Copy the data below word for word, omitting the pictures.

======== INPUT FOR THIS TASK ========

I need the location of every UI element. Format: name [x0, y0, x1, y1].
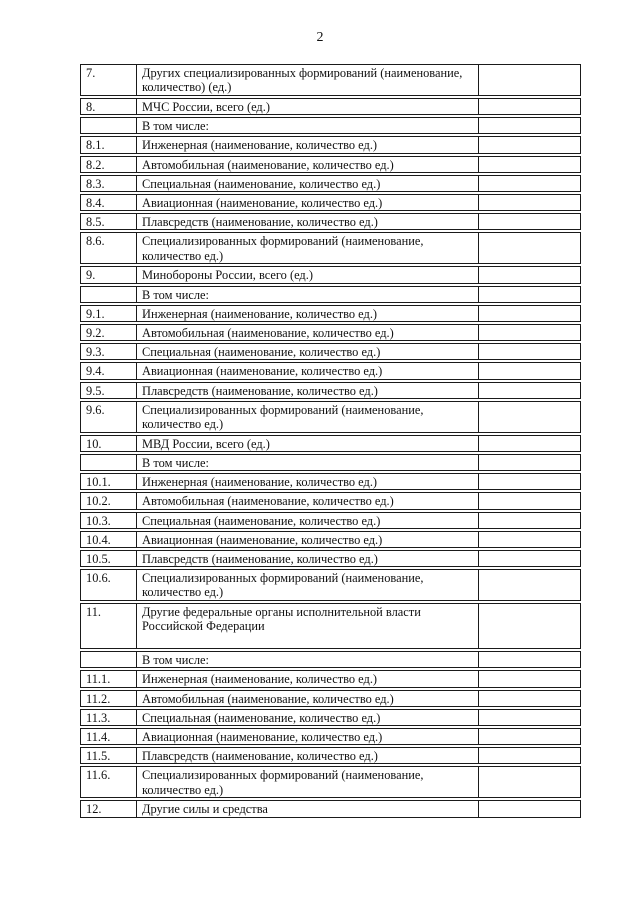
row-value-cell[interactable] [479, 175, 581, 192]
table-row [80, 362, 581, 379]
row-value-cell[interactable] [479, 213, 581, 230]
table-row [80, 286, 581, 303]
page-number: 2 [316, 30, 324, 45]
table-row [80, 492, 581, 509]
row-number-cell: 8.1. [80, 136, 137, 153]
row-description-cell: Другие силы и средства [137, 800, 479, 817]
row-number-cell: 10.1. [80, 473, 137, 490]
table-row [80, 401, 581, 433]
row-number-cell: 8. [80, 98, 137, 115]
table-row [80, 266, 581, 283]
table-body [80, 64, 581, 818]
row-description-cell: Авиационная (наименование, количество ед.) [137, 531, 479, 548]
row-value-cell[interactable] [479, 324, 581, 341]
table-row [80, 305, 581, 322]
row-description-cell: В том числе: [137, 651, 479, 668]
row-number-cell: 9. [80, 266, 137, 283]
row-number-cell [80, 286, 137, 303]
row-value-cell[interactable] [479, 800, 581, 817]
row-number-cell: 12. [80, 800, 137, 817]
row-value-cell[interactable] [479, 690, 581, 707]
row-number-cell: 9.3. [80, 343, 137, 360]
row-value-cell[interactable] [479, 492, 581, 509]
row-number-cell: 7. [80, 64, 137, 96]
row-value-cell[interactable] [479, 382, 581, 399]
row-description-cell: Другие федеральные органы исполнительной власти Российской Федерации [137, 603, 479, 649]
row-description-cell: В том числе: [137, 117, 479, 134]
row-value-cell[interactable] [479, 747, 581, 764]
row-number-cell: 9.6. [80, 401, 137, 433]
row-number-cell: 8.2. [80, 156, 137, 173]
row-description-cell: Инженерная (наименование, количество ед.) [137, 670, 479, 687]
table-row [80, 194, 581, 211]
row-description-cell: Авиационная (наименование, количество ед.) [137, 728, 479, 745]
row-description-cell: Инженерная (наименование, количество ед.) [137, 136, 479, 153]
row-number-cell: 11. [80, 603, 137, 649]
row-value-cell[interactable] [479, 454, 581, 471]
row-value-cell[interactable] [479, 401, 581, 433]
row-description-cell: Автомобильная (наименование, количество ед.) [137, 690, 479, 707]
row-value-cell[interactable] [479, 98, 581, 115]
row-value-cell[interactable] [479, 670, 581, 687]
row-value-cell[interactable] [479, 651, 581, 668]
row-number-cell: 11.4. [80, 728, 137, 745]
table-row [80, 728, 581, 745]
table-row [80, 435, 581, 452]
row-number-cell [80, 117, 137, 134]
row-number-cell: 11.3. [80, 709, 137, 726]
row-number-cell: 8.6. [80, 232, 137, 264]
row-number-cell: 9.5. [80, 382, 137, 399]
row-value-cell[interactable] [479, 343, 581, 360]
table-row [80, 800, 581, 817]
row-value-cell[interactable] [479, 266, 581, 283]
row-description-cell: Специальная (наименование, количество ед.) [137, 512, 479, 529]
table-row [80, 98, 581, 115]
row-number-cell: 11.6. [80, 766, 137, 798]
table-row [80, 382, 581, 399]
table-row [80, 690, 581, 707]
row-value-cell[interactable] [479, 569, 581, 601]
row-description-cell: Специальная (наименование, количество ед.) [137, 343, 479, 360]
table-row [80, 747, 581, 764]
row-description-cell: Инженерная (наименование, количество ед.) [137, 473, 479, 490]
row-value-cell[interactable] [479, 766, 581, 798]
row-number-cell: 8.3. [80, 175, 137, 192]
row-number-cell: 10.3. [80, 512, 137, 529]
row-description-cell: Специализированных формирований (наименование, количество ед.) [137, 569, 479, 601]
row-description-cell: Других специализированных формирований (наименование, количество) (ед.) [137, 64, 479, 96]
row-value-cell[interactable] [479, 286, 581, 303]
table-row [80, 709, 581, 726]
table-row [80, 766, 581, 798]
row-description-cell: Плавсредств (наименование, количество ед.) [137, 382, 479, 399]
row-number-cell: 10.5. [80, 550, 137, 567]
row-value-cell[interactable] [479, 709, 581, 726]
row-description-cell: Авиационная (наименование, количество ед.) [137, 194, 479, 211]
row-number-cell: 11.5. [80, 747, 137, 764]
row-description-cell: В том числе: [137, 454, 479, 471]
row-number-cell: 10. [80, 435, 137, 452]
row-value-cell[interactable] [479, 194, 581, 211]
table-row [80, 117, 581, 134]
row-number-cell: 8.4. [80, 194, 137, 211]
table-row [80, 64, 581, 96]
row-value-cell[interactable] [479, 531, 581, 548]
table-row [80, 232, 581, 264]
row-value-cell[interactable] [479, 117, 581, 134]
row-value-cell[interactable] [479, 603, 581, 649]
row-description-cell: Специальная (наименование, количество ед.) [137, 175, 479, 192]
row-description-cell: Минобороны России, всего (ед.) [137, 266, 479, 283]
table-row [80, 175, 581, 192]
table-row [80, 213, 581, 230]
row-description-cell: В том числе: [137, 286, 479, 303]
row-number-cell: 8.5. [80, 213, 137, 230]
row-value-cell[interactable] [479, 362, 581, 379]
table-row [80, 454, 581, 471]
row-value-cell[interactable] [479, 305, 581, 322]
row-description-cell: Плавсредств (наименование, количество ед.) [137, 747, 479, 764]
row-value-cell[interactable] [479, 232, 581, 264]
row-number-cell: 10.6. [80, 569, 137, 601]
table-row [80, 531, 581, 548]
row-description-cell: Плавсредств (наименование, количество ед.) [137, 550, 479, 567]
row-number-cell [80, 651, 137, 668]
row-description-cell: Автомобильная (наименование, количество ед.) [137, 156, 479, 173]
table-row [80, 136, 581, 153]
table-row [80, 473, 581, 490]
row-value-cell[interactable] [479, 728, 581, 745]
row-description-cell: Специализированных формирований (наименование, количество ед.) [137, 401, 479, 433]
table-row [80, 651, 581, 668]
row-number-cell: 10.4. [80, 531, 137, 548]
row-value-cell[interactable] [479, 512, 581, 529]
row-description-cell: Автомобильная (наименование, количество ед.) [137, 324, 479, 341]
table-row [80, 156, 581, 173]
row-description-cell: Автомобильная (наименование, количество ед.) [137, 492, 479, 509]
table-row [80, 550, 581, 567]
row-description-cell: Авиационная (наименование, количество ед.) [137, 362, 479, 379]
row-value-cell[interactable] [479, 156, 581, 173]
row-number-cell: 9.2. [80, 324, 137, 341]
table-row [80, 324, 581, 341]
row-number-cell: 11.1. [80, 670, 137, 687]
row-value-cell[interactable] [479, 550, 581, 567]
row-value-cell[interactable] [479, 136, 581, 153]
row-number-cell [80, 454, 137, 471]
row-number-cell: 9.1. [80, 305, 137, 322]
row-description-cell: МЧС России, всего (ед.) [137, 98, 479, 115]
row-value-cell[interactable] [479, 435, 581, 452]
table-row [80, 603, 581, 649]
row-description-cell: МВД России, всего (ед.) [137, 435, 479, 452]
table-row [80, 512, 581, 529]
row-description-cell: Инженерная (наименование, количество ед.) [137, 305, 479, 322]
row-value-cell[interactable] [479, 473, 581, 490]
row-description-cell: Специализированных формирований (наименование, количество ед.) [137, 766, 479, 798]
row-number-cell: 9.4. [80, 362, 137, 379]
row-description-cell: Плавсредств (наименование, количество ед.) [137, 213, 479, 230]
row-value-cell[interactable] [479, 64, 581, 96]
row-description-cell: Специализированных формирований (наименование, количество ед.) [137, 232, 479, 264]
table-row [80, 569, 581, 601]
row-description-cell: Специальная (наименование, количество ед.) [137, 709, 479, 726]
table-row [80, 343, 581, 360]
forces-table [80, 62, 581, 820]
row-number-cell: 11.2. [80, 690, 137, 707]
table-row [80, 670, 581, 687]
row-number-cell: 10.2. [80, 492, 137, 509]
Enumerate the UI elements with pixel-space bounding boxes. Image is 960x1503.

========

### REPLY TO THE EXERCISE
I need the location of every UI element. Format: name [x0, y0, x1, y1].
row-value-cell[interactable] [479, 175, 581, 192]
table-row [80, 362, 581, 379]
row-value-cell[interactable] [479, 213, 581, 230]
table-row [80, 286, 581, 303]
page-number: 2 [316, 30, 324, 45]
table-row [80, 492, 581, 509]
row-number-cell: 8.1. [80, 136, 137, 153]
row-description-cell: Другие силы и средства [137, 800, 479, 817]
row-number-cell: 10.1. [80, 473, 137, 490]
table-row [80, 401, 581, 433]
row-number-cell: 8. [80, 98, 137, 115]
table-row [80, 266, 581, 283]
table-body [80, 64, 581, 818]
row-description-cell: Авиационная (наименование, количество ед.) [137, 531, 479, 548]
row-value-cell[interactable] [479, 324, 581, 341]
table-row [80, 305, 581, 322]
row-description-cell: В том числе: [137, 651, 479, 668]
row-number-cell: 9. [80, 266, 137, 283]
row-number-cell [80, 286, 137, 303]
row-value-cell[interactable] [479, 800, 581, 817]
row-number-cell: 12. [80, 800, 137, 817]
row-value-cell[interactable] [479, 690, 581, 707]
row-number-cell: 9.3. [80, 343, 137, 360]
row-value-cell[interactable] [479, 492, 581, 509]
row-number-cell: 7. [80, 64, 137, 96]
row-value-cell[interactable] [479, 382, 581, 399]
row-description-cell: Другие федеральные органы исполнительной власти Российской Федерации [137, 603, 479, 649]
row-description-cell: В том числе: [137, 117, 479, 134]
row-value-cell[interactable] [479, 747, 581, 764]
row-number-cell: 9.6. [80, 401, 137, 433]
row-number-cell: 8.2. [80, 156, 137, 173]
row-description-cell: Инженерная (наименование, количество ед.) [137, 670, 479, 687]
table-row [80, 194, 581, 211]
row-description-cell: Авиационная (наименование, количество ед.) [137, 728, 479, 745]
row-description-cell: Инженерная (наименование, количество ед.) [137, 136, 479, 153]
row-number-cell: 11. [80, 603, 137, 649]
row-value-cell[interactable] [479, 454, 581, 471]
row-value-cell[interactable] [479, 401, 581, 433]
row-description-cell: Автомобильная (наименование, количество ед.) [137, 690, 479, 707]
row-value-cell[interactable] [479, 98, 581, 115]
row-value-cell[interactable] [479, 670, 581, 687]
row-value-cell[interactable] [479, 651, 581, 668]
row-number-cell: 11.4. [80, 728, 137, 745]
table-row [80, 728, 581, 745]
table-row [80, 435, 581, 452]
row-number-cell [80, 117, 137, 134]
row-number-cell: 11.3. [80, 709, 137, 726]
row-number-cell: 8.6. [80, 232, 137, 264]
row-number-cell: 9.5. [80, 382, 137, 399]
row-value-cell[interactable] [479, 343, 581, 360]
table-row [80, 800, 581, 817]
row-value-cell[interactable] [479, 266, 581, 283]
row-description-cell: Специальная (наименование, количество ед.) [137, 512, 479, 529]
table-row [80, 98, 581, 115]
row-number-cell: 11.6. [80, 766, 137, 798]
table-row [80, 382, 581, 399]
table-row [80, 690, 581, 707]
row-value-cell[interactable] [479, 569, 581, 601]
row-description-cell: Специальная (наименование, количество ед.) [137, 343, 479, 360]
table-row [80, 747, 581, 764]
row-description-cell: Инженерная (наименование, количество ед.) [137, 473, 479, 490]
row-value-cell[interactable] [479, 766, 581, 798]
row-number-cell: 8.3. [80, 175, 137, 192]
row-number-cell: 10.3. [80, 512, 137, 529]
row-description-cell: Специализированных формирований (наименование, количество ед.) [137, 569, 479, 601]
row-description-cell: Других специализированных формирований (наименование, количество) (ед.) [137, 64, 479, 96]
row-value-cell[interactable] [479, 286, 581, 303]
table-row [80, 709, 581, 726]
table-row [80, 766, 581, 798]
row-description-cell: Плавсредств (наименование, количество ед.) [137, 382, 479, 399]
row-number-cell: 10.5. [80, 550, 137, 567]
row-value-cell[interactable] [479, 709, 581, 726]
row-description-cell: Авиационная (наименование, количество ед.) [137, 194, 479, 211]
row-number-cell: 11.5. [80, 747, 137, 764]
row-description-cell: В том числе: [137, 454, 479, 471]
row-number-cell: 10. [80, 435, 137, 452]
row-value-cell[interactable] [479, 194, 581, 211]
table-row [80, 117, 581, 134]
row-number-cell: 8.4. [80, 194, 137, 211]
table-row [80, 64, 581, 96]
row-value-cell[interactable] [479, 531, 581, 548]
table-row [80, 232, 581, 264]
row-value-cell[interactable] [479, 117, 581, 134]
row-value-cell[interactable] [479, 603, 581, 649]
row-description-cell: Специальная (наименование, количество ед.) [137, 175, 479, 192]
row-description-cell: Минобороны России, всего (ед.) [137, 266, 479, 283]
table-row [80, 175, 581, 192]
table-row [80, 213, 581, 230]
row-description-cell: В том числе: [137, 286, 479, 303]
row-number-cell: 8.5. [80, 213, 137, 230]
row-value-cell[interactable] [479, 362, 581, 379]
table-row [80, 454, 581, 471]
row-value-cell[interactable] [479, 305, 581, 322]
row-description-cell: Плавсредств (наименование, количество ед.) [137, 747, 479, 764]
row-value-cell[interactable] [479, 232, 581, 264]
row-number-cell: 10.6. [80, 569, 137, 601]
table-row [80, 531, 581, 548]
row-description-cell: Плавсредств (наименование, количество ед.) [137, 550, 479, 567]
row-number-cell [80, 651, 137, 668]
row-description-cell: Автомобильная (наименование, количество ед.) [137, 156, 479, 173]
table-row [80, 136, 581, 153]
table-row [80, 473, 581, 490]
row-value-cell[interactable] [479, 728, 581, 745]
row-description-cell: Специализированных формирований (наименование, количество ед.) [137, 401, 479, 433]
table-row [80, 651, 581, 668]
row-number-cell: 10.4. [80, 531, 137, 548]
row-value-cell[interactable] [479, 512, 581, 529]
row-description-cell: Автомобильная (наименование, количество ед.) [137, 324, 479, 341]
table-row [80, 156, 581, 173]
row-description-cell: Автомобильная (наименование, количество ед.) [137, 492, 479, 509]
table-row [80, 550, 581, 567]
row-description-cell: Авиационная (наименование, количество ед.) [137, 362, 479, 379]
row-value-cell[interactable] [479, 156, 581, 173]
row-number-cell: 9.2. [80, 324, 137, 341]
table-row [80, 324, 581, 341]
row-number-cell: 11.1. [80, 670, 137, 687]
row-value-cell[interactable] [479, 550, 581, 567]
row-value-cell[interactable] [479, 136, 581, 153]
row-number-cell [80, 454, 137, 471]
row-number-cell: 9.1. [80, 305, 137, 322]
row-description-cell: МЧС России, всего (ед.) [137, 98, 479, 115]
row-value-cell[interactable] [479, 435, 581, 452]
table-row [80, 603, 581, 649]
row-description-cell: МВД России, всего (ед.) [137, 435, 479, 452]
table-row [80, 512, 581, 529]
row-description-cell: Инженерная (наименование, количество ед.) [137, 305, 479, 322]
row-value-cell[interactable] [479, 473, 581, 490]
row-description-cell: Специализированных формирований (наименование, количество ед.) [137, 766, 479, 798]
row-number-cell: 9.4. [80, 362, 137, 379]
row-description-cell: Плавсредств (наименование, количество ед.) [137, 213, 479, 230]
row-value-cell[interactable] [479, 64, 581, 96]
row-description-cell: Специализированных формирований (наименование, количество ед.) [137, 232, 479, 264]
table-row [80, 569, 581, 601]
row-description-cell: Специальная (наименование, количество ед.) [137, 709, 479, 726]
table-row [80, 343, 581, 360]
forces-table [80, 62, 581, 820]
row-number-cell: 11.2. [80, 690, 137, 707]
table-row [80, 670, 581, 687]
row-number-cell: 10.2. [80, 492, 137, 509]
Enumerate the UI elements with pixel-space bounding boxes. Image is 960x1503.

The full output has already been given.